● Extracted data
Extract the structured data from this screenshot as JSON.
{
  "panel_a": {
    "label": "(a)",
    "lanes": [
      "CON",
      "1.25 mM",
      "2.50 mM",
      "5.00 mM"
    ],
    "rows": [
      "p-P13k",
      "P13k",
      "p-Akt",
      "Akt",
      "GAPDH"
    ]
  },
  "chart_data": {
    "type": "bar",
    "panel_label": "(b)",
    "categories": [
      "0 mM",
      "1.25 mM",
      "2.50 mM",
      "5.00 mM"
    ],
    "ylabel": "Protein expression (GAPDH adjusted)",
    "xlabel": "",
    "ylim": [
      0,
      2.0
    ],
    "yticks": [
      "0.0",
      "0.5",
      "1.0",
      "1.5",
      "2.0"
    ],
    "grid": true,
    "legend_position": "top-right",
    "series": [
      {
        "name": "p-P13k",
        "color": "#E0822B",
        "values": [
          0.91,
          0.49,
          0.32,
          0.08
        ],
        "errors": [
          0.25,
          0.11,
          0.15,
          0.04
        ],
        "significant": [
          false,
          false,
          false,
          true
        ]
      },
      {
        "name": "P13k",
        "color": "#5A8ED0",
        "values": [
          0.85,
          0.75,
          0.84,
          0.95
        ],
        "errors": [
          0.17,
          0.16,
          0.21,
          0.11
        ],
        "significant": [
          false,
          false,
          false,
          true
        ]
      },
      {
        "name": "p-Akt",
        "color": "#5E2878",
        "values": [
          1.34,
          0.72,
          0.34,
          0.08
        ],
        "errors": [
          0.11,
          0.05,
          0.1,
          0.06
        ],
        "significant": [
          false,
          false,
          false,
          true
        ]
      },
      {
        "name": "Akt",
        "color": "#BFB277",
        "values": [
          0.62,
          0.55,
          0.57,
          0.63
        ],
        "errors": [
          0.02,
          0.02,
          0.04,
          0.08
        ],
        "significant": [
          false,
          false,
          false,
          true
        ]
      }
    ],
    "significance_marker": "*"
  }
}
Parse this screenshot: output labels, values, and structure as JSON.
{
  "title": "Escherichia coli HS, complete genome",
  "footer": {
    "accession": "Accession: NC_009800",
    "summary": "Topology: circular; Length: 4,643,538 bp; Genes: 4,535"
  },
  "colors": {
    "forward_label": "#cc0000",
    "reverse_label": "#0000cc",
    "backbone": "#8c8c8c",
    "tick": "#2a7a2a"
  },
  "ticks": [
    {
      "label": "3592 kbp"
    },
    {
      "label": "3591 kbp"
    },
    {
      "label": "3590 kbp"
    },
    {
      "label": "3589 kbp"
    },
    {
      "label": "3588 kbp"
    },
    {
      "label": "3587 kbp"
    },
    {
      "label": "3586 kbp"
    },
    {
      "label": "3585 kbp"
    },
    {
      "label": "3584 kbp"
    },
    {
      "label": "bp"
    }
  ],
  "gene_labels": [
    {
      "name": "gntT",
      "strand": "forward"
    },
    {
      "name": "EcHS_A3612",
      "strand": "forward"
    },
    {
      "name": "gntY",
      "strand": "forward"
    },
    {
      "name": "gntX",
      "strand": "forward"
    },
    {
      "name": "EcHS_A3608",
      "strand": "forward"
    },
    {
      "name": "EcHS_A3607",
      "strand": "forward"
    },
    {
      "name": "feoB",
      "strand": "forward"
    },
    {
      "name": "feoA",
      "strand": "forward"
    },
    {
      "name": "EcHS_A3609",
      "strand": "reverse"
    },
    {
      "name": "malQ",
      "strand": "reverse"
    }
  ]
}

● Your assignment
Give every record again, exactly as it reads.

● Exercise solution
Extract the structured data from this screenshot as JSON.
{
  "panel_a": {
    "label": "(a)",
    "lanes": [
      "CON",
      "1.25 mM",
      "2.50 mM",
      "5.00 mM"
    ],
    "rows": [
      "p-P13k",
      "P13k",
      "p-Akt",
      "Akt",
      "GAPDH"
    ]
  },
  "chart_data": {
    "type": "bar",
    "panel_label": "(b)",
    "categories": [
      "0 mM",
      "1.25 mM",
      "2.50 mM",
      "5.00 mM"
    ],
    "ylabel": "Protein expression (GAPDH adjusted)",
    "xlabel": "",
    "ylim": [
      0,
      2.0
    ],
    "yticks": [
      "0.0",
      "0.5",
      "1.0",
      "1.5",
      "2.0"
    ],
    "grid": true,
    "legend_position": "top-right",
    "series": [
      {
        "name": "p-P13k",
        "color": "#E0822B",
        "values": [
          0.91,
          0.49,
          0.32,
          0.08
        ],
        "errors": [
          0.25,
          0.11,
          0.15,
          0.04
        ],
        "significant": [
          false,
          false,
          false,
          true
        ]
      },
      {
        "name": "P13k",
        "color": "#5A8ED0",
        "values": [
          0.85,
          0.75,
          0.84,
          0.95
        ],
        "errors": [
          0.17,
          0.16,
          0.21,
          0.11
        ],
        "significant": [
          false,
          false,
          false,
          true
        ]
      },
      {
        "name": "p-Akt",
        "color": "#5E2878",
        "values": [
          1.34,
          0.72,
          0.34,
          0.08
        ],
        "errors": [
          0.11,
          0.05,
          0.1,
          0.06
        ],
        "significant": [
          false,
          false,
          false,
          true
        ]
      },
      {
        "name": "Akt",
        "color": "#BFB277",
        "values": [
          0.62,
          0.55,
          0.57,
          0.63
        ],
        "errors": [
          0.02,
          0.02,
          0.04,
          0.08
        ],
        "significant": [
          false,
          false,
          false,
          true
        ]
      }
    ],
    "significance_marker": "*"
  }
}
Parse this screenshot: output labels, values, and structure as JSON.
{
  "title": "Escherichia coli HS, complete genome",
  "footer": {
    "accession": "Accession: NC_009800",
    "summary": "Topology: circular; Length: 4,643,538 bp; Genes: 4,535"
  },
  "colors": {
    "forward_label": "#cc0000",
    "reverse_label": "#0000cc",
    "backbone": "#8c8c8c",
    "tick": "#2a7a2a"
  },
  "ticks": [
    {
      "label": "3592 kbp"
    },
    {
      "label": "3591 kbp"
    },
    {
      "label": "3590 kbp"
    },
    {
      "label": "3589 kbp"
    },
    {
      "label": "3588 kbp"
    },
    {
      "label": "3587 kbp"
    },
    {
      "label": "3586 kbp"
    },
    {
      "label": "3585 kbp"
    },
    {
      "label": "3584 kbp"
    },
    {
      "label": "bp"
    }
  ],
  "gene_labels": [
    {
      "name": "gntT",
      "strand": "forward"
    },
    {
      "name": "EcHS_A3612",
      "strand": "forward"
    },
    {
      "name": "gntY",
      "strand": "forward"
    },
    {
      "name": "gntX",
      "strand": "forward"
    },
    {
      "name": "EcHS_A3608",
      "strand": "forward"
    },
    {
      "name": "EcHS_A3607",
      "strand": "forward"
    },
    {
      "name": "feoB",
      "strand": "forward"
    },
    {
      "name": "feoA",
      "strand": "forward"
    },
    {
      "name": "EcHS_A3609",
      "strand": "reverse"
    },
    {
      "name": "malQ",
      "strand": "reverse"
    }
  ]
}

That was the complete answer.